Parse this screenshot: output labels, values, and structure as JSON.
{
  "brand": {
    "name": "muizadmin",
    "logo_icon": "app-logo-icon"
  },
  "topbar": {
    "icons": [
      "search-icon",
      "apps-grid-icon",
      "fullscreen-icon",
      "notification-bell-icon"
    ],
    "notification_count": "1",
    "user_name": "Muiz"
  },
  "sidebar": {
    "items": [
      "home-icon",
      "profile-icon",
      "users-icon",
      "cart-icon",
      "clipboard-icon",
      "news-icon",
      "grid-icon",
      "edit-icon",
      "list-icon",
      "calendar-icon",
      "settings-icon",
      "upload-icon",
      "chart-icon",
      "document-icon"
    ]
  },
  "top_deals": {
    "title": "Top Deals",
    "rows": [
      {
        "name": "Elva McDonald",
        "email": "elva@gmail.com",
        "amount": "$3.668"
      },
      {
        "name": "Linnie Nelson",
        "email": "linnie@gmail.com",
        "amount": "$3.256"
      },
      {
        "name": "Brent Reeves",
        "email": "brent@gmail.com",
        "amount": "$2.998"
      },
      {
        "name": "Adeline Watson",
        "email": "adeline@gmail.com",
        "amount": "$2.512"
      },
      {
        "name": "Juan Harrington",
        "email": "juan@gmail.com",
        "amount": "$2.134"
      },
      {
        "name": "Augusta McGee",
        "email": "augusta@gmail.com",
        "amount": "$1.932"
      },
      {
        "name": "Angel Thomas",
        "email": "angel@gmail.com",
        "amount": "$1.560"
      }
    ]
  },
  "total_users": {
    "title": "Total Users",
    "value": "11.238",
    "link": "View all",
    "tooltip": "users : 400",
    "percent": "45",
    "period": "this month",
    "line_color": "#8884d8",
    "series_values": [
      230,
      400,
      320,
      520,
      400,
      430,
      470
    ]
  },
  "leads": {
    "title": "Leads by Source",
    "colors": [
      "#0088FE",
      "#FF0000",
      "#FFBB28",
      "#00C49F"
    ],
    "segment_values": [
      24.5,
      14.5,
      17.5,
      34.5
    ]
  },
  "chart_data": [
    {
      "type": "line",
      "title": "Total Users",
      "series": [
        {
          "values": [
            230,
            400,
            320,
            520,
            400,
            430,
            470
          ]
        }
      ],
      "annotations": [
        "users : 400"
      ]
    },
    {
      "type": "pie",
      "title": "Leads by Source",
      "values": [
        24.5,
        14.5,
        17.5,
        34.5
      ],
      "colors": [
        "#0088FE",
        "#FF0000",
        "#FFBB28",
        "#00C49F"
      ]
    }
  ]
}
* * *
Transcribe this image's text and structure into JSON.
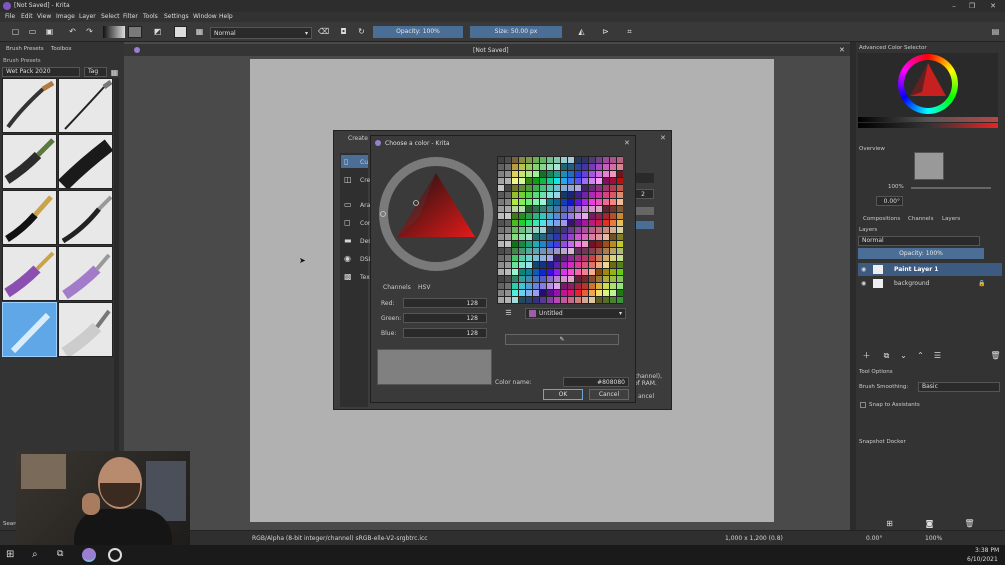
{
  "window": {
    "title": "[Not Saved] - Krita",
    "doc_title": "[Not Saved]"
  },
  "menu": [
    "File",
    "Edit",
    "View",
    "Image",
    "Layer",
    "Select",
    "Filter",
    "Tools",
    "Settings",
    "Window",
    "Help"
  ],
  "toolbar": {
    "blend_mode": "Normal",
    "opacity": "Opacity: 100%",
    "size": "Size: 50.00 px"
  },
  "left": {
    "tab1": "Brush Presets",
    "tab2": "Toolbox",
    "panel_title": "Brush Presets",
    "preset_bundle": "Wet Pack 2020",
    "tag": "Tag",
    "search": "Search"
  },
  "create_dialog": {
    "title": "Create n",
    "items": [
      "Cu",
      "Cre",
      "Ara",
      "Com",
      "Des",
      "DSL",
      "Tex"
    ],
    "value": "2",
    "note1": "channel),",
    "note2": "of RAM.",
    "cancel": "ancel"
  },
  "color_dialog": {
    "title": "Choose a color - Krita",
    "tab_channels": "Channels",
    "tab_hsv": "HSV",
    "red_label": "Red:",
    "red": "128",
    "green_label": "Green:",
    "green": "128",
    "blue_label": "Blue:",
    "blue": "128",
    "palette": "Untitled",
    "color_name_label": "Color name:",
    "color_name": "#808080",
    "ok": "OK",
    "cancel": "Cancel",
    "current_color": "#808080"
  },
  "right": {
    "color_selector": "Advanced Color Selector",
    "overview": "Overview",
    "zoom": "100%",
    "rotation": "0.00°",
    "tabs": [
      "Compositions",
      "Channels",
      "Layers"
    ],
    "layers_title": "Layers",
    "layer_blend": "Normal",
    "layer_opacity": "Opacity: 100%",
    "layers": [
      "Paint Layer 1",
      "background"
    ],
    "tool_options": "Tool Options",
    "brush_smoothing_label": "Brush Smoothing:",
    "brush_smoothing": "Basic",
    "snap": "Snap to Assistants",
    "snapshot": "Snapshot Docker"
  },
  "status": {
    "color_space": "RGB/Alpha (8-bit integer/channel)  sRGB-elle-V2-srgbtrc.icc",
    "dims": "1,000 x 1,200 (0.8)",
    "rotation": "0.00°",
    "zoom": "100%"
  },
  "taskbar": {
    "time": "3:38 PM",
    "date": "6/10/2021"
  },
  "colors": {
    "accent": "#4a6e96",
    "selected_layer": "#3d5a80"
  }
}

PROBLEM DESCRIPTION >>
In the listing above, find each line with the word "email" and copy it.

ANSWER BELOW >>
        "email": "elva@gmail.com",
        "email": "linnie@gmail.com",
        "email": "brent@gmail.com",
        "email": "adeline@gmail.com",
        "email": "juan@gmail.com",
        "email": "augusta@gmail.com",
        "email": "angel@gmail.com",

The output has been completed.